■ **DIRECTIVE**
Quote, verbatim, all material below, without pictures.

■ **MATERIAL TO PROCESS**
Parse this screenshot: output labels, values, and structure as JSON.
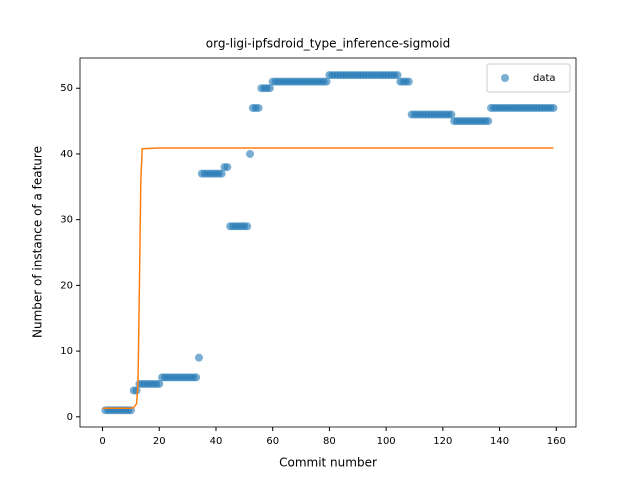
{
  "chart_data": {
    "type": "scatter",
    "title": "org-ligi-ipfsdroid_type_inference-sigmoid",
    "xlabel": "Commit number",
    "ylabel": "Number of instance of a feature",
    "xlim": [
      -7.95,
      166.95
    ],
    "ylim": [
      -1.55,
      54.6
    ],
    "xticks": [
      0,
      20,
      40,
      60,
      80,
      100,
      120,
      140,
      160
    ],
    "yticks": [
      0,
      10,
      20,
      30,
      40,
      50
    ],
    "legend": "upper right",
    "series": [
      {
        "name": "data",
        "type": "scatter",
        "color": "#1f77b4",
        "x": [
          1,
          2,
          3,
          4,
          5,
          6,
          7,
          8,
          9,
          10,
          11,
          12,
          13,
          14,
          15,
          16,
          17,
          18,
          19,
          20,
          21,
          22,
          23,
          24,
          25,
          26,
          27,
          28,
          29,
          30,
          31,
          32,
          33,
          34,
          35,
          36,
          37,
          38,
          39,
          40,
          41,
          42,
          43,
          44,
          45,
          46,
          47,
          48,
          49,
          50,
          51,
          52,
          53,
          54,
          55,
          56,
          57,
          58,
          59,
          60,
          61,
          62,
          63,
          64,
          65,
          66,
          67,
          68,
          69,
          70,
          71,
          72,
          73,
          74,
          75,
          76,
          77,
          78,
          79,
          80,
          81,
          82,
          83,
          84,
          85,
          86,
          87,
          88,
          89,
          90,
          91,
          92,
          93,
          94,
          95,
          96,
          97,
          98,
          99,
          100,
          101,
          102,
          103,
          104,
          105,
          106,
          107,
          108,
          109,
          110,
          111,
          112,
          113,
          114,
          115,
          116,
          117,
          118,
          119,
          120,
          121,
          122,
          123,
          124,
          125,
          126,
          127,
          128,
          129,
          130,
          131,
          132,
          133,
          134,
          135,
          136,
          137,
          138,
          139,
          140,
          141,
          142,
          143,
          144,
          145,
          146,
          147,
          148,
          149,
          150,
          151,
          152,
          153,
          154,
          155,
          156,
          157,
          158,
          159
        ],
        "values": [
          1,
          1,
          1,
          1,
          1,
          1,
          1,
          1,
          1,
          1,
          4,
          4,
          5,
          5,
          5,
          5,
          5,
          5,
          5,
          5,
          6,
          6,
          6,
          6,
          6,
          6,
          6,
          6,
          6,
          6,
          6,
          6,
          6,
          9,
          37,
          37,
          37,
          37,
          37,
          37,
          37,
          37,
          38,
          38,
          29,
          29,
          29,
          29,
          29,
          29,
          29,
          40,
          47,
          47,
          47,
          50,
          50,
          50,
          50,
          51,
          51,
          51,
          51,
          51,
          51,
          51,
          51,
          51,
          51,
          51,
          51,
          51,
          51,
          51,
          51,
          51,
          51,
          51,
          51,
          52,
          52,
          52,
          52,
          52,
          52,
          52,
          52,
          52,
          52,
          52,
          52,
          52,
          52,
          52,
          52,
          52,
          52,
          52,
          52,
          52,
          52,
          52,
          52,
          52,
          51,
          51,
          51,
          51,
          46,
          46,
          46,
          46,
          46,
          46,
          46,
          46,
          46,
          46,
          46,
          46,
          46,
          46,
          46,
          45,
          45,
          45,
          45,
          45,
          45,
          45,
          45,
          45,
          45,
          45,
          45,
          45,
          47,
          47,
          47,
          47,
          47,
          47,
          47,
          47,
          47,
          47,
          47,
          47,
          47,
          47,
          47,
          47,
          47,
          47,
          47,
          47,
          47,
          47,
          47
        ]
      },
      {
        "type": "line",
        "color": "#ff7f0e",
        "x": [
          0,
          5,
          10,
          11,
          12,
          12.5,
          13,
          13.5,
          14,
          20,
          60,
          100,
          159
        ],
        "values": [
          1.3,
          1.3,
          1.3,
          1.4,
          2,
          5,
          20,
          36,
          40.8,
          40.9,
          40.9,
          40.9,
          40.9
        ]
      }
    ]
  }
}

■ **RESPONSE TO THIS EXERCISE**
Parse this screenshot: output labels, values, and structure as JSON.
{
  "chart_data": {
    "type": "scatter",
    "title": "org-ligi-ipfsdroid_type_inference-sigmoid",
    "xlabel": "Commit number",
    "ylabel": "Number of instance of a feature",
    "xlim": [
      -7.95,
      166.95
    ],
    "ylim": [
      -1.55,
      54.6
    ],
    "xticks": [
      0,
      20,
      40,
      60,
      80,
      100,
      120,
      140,
      160
    ],
    "yticks": [
      0,
      10,
      20,
      30,
      40,
      50
    ],
    "legend": "upper right",
    "series": [
      {
        "name": "data",
        "type": "scatter",
        "color": "#1f77b4",
        "x": [
          1,
          2,
          3,
          4,
          5,
          6,
          7,
          8,
          9,
          10,
          11,
          12,
          13,
          14,
          15,
          16,
          17,
          18,
          19,
          20,
          21,
          22,
          23,
          24,
          25,
          26,
          27,
          28,
          29,
          30,
          31,
          32,
          33,
          34,
          35,
          36,
          37,
          38,
          39,
          40,
          41,
          42,
          43,
          44,
          45,
          46,
          47,
          48,
          49,
          50,
          51,
          52,
          53,
          54,
          55,
          56,
          57,
          58,
          59,
          60,
          61,
          62,
          63,
          64,
          65,
          66,
          67,
          68,
          69,
          70,
          71,
          72,
          73,
          74,
          75,
          76,
          77,
          78,
          79,
          80,
          81,
          82,
          83,
          84,
          85,
          86,
          87,
          88,
          89,
          90,
          91,
          92,
          93,
          94,
          95,
          96,
          97,
          98,
          99,
          100,
          101,
          102,
          103,
          104,
          105,
          106,
          107,
          108,
          109,
          110,
          111,
          112,
          113,
          114,
          115,
          116,
          117,
          118,
          119,
          120,
          121,
          122,
          123,
          124,
          125,
          126,
          127,
          128,
          129,
          130,
          131,
          132,
          133,
          134,
          135,
          136,
          137,
          138,
          139,
          140,
          141,
          142,
          143,
          144,
          145,
          146,
          147,
          148,
          149,
          150,
          151,
          152,
          153,
          154,
          155,
          156,
          157,
          158,
          159
        ],
        "values": [
          1,
          1,
          1,
          1,
          1,
          1,
          1,
          1,
          1,
          1,
          4,
          4,
          5,
          5,
          5,
          5,
          5,
          5,
          5,
          5,
          6,
          6,
          6,
          6,
          6,
          6,
          6,
          6,
          6,
          6,
          6,
          6,
          6,
          9,
          37,
          37,
          37,
          37,
          37,
          37,
          37,
          37,
          38,
          38,
          29,
          29,
          29,
          29,
          29,
          29,
          29,
          40,
          47,
          47,
          47,
          50,
          50,
          50,
          50,
          51,
          51,
          51,
          51,
          51,
          51,
          51,
          51,
          51,
          51,
          51,
          51,
          51,
          51,
          51,
          51,
          51,
          51,
          51,
          51,
          52,
          52,
          52,
          52,
          52,
          52,
          52,
          52,
          52,
          52,
          52,
          52,
          52,
          52,
          52,
          52,
          52,
          52,
          52,
          52,
          52,
          52,
          52,
          52,
          52,
          51,
          51,
          51,
          51,
          46,
          46,
          46,
          46,
          46,
          46,
          46,
          46,
          46,
          46,
          46,
          46,
          46,
          46,
          46,
          45,
          45,
          45,
          45,
          45,
          45,
          45,
          45,
          45,
          45,
          45,
          45,
          45,
          47,
          47,
          47,
          47,
          47,
          47,
          47,
          47,
          47,
          47,
          47,
          47,
          47,
          47,
          47,
          47,
          47,
          47,
          47,
          47,
          47,
          47,
          47
        ]
      },
      {
        "type": "line",
        "color": "#ff7f0e",
        "x": [
          0,
          5,
          10,
          11,
          12,
          12.5,
          13,
          13.5,
          14,
          20,
          60,
          100,
          159
        ],
        "values": [
          1.3,
          1.3,
          1.3,
          1.4,
          2,
          5,
          20,
          36,
          40.8,
          40.9,
          40.9,
          40.9,
          40.9
        ]
      }
    ]
  }
}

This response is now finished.